La “relazione” può avvenire solo in presenza

La scuola – e sento di scrivere un’ovvietà, ribadita centinaia di volte in queste settimane da pedagogisti, pediatri e psicologi – esiste nella dimensione della relazione viva e concreta tra tutti i suoi attori: alunni, docenti, dirigenti, segreteria, personale ATA. E tale relazione può avvenire solo in presenza. Diversamente, non è scuola. Se ne facciano una ragione smartworkisti, teorici dell’emergenza ad oltranza, colleghi crocifissi dalla paura. La didattica a distanza è stata una misura emergenziale straordinaria e tale deve restare. Ci ha consentito di affrontare in qualche modo una situazione per la quale nessuno era preparato, okay. Ma basta. E dal momento che la Storia, drammaticamente,  ci insegna che le misure prese nelle fasi emergenziali tendono a restare in atto anche ad emergenza conclusa, il mondo della Scuola deve farsi sentire e anche tanto.

Per questo motivo, nel mio piccolo, ho pensato fosse giusto provare a mettere insieme chi la pensa come me e come tanti altri. Insieme al collega Daniele Macris abbiamo creato un gruppo Facebook che, in soli tre giorni, ha raggiunto 1500 iscritti e che ancora continua a crescere. Abbiamo registrato il plauso e l’approvazione di genitori, sindacati e pediatri e, soprattutto, siamo riusciti a creare uno spazio di condivisione e di confronto. Uno spazio in cui interagiscono cittadini interessati alla ripartenza della Scuola non solo messinesi, ma appartenenti anche ad altre aree del Paese. E di questo siamo particolarmente felici, perché l’approccio al problema deve essere nazionale e non demandato alle singole realtà territoriali o, peggio ancora, alle singole scuole.

+ + + +

Compiti da svolgere »
a: Estrai dal brano sulla scuola in presenza il passaggio che va da "La scuola –" fino a "e anche tanto." incluso.
b: Rispondi in breve a queste domande sul brano sulla scuola in presenza:
(i) Con quale collega l'autore ha creato il gruppo Facebook?
(ii) Quanti iscritti ha raggiunto il gruppo in tre giorni?
(iii) Secondo il brano, come deve essere l'approccio al problema?
c: Scrivi, per favore, il seguito del brano sulla scuola in presenza, partendo dopo la sua ultima frase.
Le righe che vengono dopo sono materiale a sé, distinto dal brano sulla scuola in presenza.

+ + + +

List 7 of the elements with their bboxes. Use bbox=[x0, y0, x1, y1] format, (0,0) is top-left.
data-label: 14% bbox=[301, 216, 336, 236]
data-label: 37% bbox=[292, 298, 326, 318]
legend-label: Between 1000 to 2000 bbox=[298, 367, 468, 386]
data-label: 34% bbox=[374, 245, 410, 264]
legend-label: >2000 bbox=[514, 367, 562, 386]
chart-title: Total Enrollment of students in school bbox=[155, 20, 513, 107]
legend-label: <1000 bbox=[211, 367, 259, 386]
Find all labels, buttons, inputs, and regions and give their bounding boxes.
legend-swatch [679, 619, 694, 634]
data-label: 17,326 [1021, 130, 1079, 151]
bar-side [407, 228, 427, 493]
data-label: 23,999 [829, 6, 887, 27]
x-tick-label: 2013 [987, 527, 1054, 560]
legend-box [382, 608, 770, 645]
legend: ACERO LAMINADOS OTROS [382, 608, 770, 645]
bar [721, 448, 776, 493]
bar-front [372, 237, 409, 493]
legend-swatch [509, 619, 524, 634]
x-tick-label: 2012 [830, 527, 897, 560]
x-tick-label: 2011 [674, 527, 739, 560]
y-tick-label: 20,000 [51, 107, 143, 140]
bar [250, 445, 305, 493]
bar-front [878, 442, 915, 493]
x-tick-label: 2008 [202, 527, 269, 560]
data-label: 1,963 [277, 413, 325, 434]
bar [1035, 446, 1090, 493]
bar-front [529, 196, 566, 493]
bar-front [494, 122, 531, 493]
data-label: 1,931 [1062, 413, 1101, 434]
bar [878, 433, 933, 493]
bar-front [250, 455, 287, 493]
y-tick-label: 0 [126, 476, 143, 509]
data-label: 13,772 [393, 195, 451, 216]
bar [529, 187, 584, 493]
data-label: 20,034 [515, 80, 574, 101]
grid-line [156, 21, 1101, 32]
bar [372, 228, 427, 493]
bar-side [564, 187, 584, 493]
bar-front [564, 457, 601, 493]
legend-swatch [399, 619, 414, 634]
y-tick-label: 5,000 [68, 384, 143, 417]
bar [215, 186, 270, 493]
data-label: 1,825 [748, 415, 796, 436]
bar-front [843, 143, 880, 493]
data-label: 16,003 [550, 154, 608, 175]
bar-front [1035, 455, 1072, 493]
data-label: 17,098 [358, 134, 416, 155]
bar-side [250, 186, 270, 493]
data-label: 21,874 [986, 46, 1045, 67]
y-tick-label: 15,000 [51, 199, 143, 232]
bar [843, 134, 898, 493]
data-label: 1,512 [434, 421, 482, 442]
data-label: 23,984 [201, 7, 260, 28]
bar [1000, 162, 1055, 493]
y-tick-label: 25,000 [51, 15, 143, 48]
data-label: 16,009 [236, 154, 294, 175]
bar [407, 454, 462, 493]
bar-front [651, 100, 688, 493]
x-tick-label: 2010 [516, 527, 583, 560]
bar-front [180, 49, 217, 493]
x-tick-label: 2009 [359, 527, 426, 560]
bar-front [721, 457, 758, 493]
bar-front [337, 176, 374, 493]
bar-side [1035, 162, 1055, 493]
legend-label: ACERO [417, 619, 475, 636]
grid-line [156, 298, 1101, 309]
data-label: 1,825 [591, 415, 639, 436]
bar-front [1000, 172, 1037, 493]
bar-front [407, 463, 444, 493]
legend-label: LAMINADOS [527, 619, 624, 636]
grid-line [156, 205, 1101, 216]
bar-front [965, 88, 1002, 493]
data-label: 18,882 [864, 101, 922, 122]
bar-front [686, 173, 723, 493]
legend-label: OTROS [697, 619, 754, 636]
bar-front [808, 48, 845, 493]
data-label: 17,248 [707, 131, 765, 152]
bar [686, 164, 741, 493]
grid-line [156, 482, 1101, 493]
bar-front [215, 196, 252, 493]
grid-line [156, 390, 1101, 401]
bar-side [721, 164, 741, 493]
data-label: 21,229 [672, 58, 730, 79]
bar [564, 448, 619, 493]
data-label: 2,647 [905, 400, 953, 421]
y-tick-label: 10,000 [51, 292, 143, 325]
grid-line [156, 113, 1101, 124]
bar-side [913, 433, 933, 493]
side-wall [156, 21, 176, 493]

+ + + +

Soluzioni degli esercizi »
a:
La scuola – e sento di scrivere un’ovvietà, ribadita centinaia di volte in queste settimane da pedagogisti, pediatri e psicologi – esiste nella dimensione della relazione viva e concreta tra tutti i suoi attori: alunni, docenti, dirigenti, segreteria, personale ATA. E tale relazione può avvenire solo in presenza. Diversamente, non è scuola. Se ne facciano una ragione smartworkisti, teorici dell’emergenza ad oltranza, colleghi crocifissi dalla paura. La didattica a distanza è stata una misura emergenziale straordinaria e tale deve restare. Ci ha consentito di affrontare in qualche modo una situazione per la quale nessuno era preparato, okay. Ma basta. E dal momento che la Storia, drammaticamente,  ci insegna che le misure prese nelle fasi emergenziali tendono a restare in atto anche ad emergenza conclusa, il mondo della Scuola deve farsi sentire e anche tanto.

b:
(i) Con Daniele Macris.
(ii) 1500 iscritti.
(iii) Nazionale, e non demandato alle singole realtà territoriali o alle singole scuole.

c:
In questa primissima fase, l’obiettivo è quello di raccoglierci attorno a un comune sentire e di iniziare un’opera di sensibilizzazione, a largo raggio. Nel breve-medio termine, invece, ci proponiamo di  promuovere azioni coordinate da affidare ai membri del gruppo, ognuno per il proprio ambito di riferimento. Cercheremo di stilare delle proposte condivise, che ogni docente, ad esempio, potrà portare all’interno del proprio collegio docenti; ma anche di stimolare i genitori ad una partecipazione attiva all’interno degli organi collegiali, che, in questa fase, possono veramente diventare ciò che, diciamocelo, non sono quasi mai stati, ossia una parte attiva e propositiva della Scuola. Infine, siamo pronti a manifestare anche in piazza, nel momento in cui le restrizioni relative al distanziamento fisico (mai userò la parola ‘sociale’ accanto alla prima) lo renderanno maggiormente possibile.

I cinque punti per la ripartenza

E, a proposito di distanziamento, parto da quest’ultimo aspetto per illustrare i nostri punti fermi sulla ‘ripartenza’:

1 – La scuola è una comunità educante che, dal nido all’università, esiste solo ed esclusivamente in presenza. Ogni altra soluzione deve essere rigettata fermamente.

2 – Siamo consapevoli che il contenimento dei rischi epidemiologici sia ovviamente necessario. Tuttavia, siamo altresì convinti che in nome di tale obiettivo non si debbano sacrificare altri aspetti altrettanto fondamentali, quali una sana relazionalità e la cura nei confronti dei bisogni che vanno oltre quello del semplice ‘restare in vita’. Diversamente, ripeto, corriamo il rischio di superare l’emergenza ma di creare problemi che sopravviveranno ben oltre la fine della stessa.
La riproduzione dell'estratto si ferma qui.